Supplied entries >>
::::

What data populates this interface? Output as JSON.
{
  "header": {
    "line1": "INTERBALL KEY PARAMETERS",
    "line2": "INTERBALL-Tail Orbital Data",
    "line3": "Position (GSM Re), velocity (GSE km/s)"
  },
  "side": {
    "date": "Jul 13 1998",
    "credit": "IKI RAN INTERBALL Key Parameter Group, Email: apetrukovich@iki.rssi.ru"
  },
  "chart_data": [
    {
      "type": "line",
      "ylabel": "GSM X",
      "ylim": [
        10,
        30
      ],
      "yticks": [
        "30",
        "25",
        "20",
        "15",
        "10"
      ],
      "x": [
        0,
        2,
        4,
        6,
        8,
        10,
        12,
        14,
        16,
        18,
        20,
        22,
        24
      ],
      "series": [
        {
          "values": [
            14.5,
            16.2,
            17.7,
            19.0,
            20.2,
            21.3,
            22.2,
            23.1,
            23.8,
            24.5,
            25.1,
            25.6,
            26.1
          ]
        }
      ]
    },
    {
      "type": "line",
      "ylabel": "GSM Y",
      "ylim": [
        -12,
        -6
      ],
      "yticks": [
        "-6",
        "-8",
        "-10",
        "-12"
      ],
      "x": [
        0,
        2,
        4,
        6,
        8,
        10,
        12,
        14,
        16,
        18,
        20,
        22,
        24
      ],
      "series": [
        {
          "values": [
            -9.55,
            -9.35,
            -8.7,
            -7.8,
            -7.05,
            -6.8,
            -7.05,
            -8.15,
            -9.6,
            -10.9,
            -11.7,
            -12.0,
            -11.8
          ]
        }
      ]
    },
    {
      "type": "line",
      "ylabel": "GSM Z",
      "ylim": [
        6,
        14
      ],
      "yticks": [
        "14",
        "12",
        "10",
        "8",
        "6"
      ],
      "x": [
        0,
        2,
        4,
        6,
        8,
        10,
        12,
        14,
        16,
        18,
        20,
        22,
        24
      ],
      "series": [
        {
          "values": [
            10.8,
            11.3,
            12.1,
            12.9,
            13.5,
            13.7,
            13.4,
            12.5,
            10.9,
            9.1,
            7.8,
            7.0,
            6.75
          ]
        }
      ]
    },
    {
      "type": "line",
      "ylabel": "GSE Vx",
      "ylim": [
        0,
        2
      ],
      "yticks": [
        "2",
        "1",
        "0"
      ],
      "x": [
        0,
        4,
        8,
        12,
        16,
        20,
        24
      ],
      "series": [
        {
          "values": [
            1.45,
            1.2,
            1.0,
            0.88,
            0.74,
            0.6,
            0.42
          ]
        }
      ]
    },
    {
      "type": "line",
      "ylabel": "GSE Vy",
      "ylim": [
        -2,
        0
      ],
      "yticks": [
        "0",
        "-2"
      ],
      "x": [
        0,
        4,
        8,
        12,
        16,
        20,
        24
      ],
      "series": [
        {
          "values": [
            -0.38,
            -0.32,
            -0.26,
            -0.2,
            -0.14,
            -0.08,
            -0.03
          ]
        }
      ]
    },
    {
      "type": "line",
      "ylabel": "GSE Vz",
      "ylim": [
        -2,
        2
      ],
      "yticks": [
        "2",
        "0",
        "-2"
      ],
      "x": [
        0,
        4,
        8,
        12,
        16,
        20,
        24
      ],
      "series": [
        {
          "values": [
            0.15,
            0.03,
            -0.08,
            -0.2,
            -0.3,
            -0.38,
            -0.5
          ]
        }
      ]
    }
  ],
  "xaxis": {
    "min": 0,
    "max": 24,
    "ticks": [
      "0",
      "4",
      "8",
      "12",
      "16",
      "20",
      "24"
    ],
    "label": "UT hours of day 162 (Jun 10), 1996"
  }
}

::::

Please repeat all the records above exactly as they appear.

The output >>
What data populates this interface? Output as JSON.
{
  "header": {
    "line1": "INTERBALL KEY PARAMETERS",
    "line2": "INTERBALL-Tail Orbital Data",
    "line3": "Position (GSM Re), velocity (GSE km/s)"
  },
  "side": {
    "date": "Jul 13 1998",
    "credit": "IKI RAN INTERBALL Key Parameter Group, Email: apetrukovich@iki.rssi.ru"
  },
  "chart_data": [
    {
      "type": "line",
      "ylabel": "GSM X",
      "ylim": [
        10,
        30
      ],
      "yticks": [
        "30",
        "25",
        "20",
        "15",
        "10"
      ],
      "x": [
        0,
        2,
        4,
        6,
        8,
        10,
        12,
        14,
        16,
        18,
        20,
        22,
        24
      ],
      "series": [
        {
          "values": [
            14.5,
            16.2,
            17.7,
            19.0,
            20.2,
            21.3,
            22.2,
            23.1,
            23.8,
            24.5,
            25.1,
            25.6,
            26.1
          ]
        }
      ]
    },
    {
      "type": "line",
      "ylabel": "GSM Y",
      "ylim": [
        -12,
        -6
      ],
      "yticks": [
        "-6",
        "-8",
        "-10",
        "-12"
      ],
      "x": [
        0,
        2,
        4,
        6,
        8,
        10,
        12,
        14,
        16,
        18,
        20,
        22,
        24
      ],
      "series": [
        {
          "values": [
            -9.55,
            -9.35,
            -8.7,
            -7.8,
            -7.05,
            -6.8,
            -7.05,
            -8.15,
            -9.6,
            -10.9,
            -11.7,
            -12.0,
            -11.8
          ]
        }
      ]
    },
    {
      "type": "line",
      "ylabel": "GSM Z",
      "ylim": [
        6,
        14
      ],
      "yticks": [
        "14",
        "12",
        "10",
        "8",
        "6"
      ],
      "x": [
        0,
        2,
        4,
        6,
        8,
        10,
        12,
        14,
        16,
        18,
        20,
        22,
        24
      ],
      "series": [
        {
          "values": [
            10.8,
            11.3,
            12.1,
            12.9,
            13.5,
            13.7,
            13.4,
            12.5,
            10.9,
            9.1,
            7.8,
            7.0,
            6.75
          ]
        }
      ]
    },
    {
      "type": "line",
      "ylabel": "GSE Vx",
      "ylim": [
        0,
        2
      ],
      "yticks": [
        "2",
        "1",
        "0"
      ],
      "x": [
        0,
        4,
        8,
        12,
        16,
        20,
        24
      ],
      "series": [
        {
          "values": [
            1.45,
            1.2,
            1.0,
            0.88,
            0.74,
            0.6,
            0.42
          ]
        }
      ]
    },
    {
      "type": "line",
      "ylabel": "GSE Vy",
      "ylim": [
        -2,
        0
      ],
      "yticks": [
        "0",
        "-2"
      ],
      "x": [
        0,
        4,
        8,
        12,
        16,
        20,
        24
      ],
      "series": [
        {
          "values": [
            -0.38,
            -0.32,
            -0.26,
            -0.2,
            -0.14,
            -0.08,
            -0.03
          ]
        }
      ]
    },
    {
      "type": "line",
      "ylabel": "GSE Vz",
      "ylim": [
        -2,
        2
      ],
      "yticks": [
        "2",
        "0",
        "-2"
      ],
      "x": [
        0,
        4,
        8,
        12,
        16,
        20,
        24
      ],
      "series": [
        {
          "values": [
            0.15,
            0.03,
            -0.08,
            -0.2,
            -0.3,
            -0.38,
            -0.5
          ]
        }
      ]
    }
  ],
  "xaxis": {
    "min": 0,
    "max": 24,
    "ticks": [
      "0",
      "4",
      "8",
      "12",
      "16",
      "20",
      "24"
    ],
    "label": "UT hours of day 162 (Jun 10), 1996"
  }
}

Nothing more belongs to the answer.